Your objective: Find the lines in these entries that include the word "позвонками" and state how many there are, with no other words.
═════ Data for this exercise ═════
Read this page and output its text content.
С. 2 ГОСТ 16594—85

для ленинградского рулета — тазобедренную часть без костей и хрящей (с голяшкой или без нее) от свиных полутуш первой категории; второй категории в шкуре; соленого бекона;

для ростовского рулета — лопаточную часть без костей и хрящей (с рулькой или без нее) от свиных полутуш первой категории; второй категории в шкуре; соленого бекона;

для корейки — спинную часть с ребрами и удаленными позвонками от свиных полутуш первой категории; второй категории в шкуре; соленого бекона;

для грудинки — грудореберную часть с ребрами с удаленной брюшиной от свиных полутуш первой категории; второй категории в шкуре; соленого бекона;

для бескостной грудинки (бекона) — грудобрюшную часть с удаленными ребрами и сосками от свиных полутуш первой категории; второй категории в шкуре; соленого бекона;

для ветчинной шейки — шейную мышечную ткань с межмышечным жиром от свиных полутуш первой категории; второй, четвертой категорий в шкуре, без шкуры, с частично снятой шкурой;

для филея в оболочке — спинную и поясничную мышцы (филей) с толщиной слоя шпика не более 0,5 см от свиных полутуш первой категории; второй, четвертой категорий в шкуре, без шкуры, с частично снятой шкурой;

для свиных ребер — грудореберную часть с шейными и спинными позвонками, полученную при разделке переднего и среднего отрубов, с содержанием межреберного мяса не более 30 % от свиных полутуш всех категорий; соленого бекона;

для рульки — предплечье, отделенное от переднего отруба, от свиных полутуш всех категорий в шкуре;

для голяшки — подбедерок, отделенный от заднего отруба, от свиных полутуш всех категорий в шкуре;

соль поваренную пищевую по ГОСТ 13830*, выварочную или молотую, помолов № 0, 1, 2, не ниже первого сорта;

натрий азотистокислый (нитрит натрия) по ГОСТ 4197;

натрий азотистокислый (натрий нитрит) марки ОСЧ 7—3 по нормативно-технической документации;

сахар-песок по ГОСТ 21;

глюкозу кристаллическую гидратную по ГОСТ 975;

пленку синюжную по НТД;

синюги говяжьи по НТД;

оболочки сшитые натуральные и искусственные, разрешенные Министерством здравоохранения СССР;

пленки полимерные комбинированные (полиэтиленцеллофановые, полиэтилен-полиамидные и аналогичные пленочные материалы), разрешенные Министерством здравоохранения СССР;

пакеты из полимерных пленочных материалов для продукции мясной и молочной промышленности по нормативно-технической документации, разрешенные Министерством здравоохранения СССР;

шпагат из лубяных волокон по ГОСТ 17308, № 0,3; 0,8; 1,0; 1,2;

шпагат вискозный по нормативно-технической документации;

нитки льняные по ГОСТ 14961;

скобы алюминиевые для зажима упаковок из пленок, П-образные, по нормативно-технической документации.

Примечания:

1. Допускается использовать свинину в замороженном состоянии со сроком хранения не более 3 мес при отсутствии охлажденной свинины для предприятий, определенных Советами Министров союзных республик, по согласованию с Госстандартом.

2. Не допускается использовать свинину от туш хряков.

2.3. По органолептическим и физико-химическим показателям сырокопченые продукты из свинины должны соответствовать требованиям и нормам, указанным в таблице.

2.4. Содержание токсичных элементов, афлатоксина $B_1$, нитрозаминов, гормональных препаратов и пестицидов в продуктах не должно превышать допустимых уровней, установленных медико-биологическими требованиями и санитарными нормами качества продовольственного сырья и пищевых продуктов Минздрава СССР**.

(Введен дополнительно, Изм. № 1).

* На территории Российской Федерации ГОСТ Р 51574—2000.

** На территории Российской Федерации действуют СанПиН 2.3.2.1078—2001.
═════
Response to the exercise: 2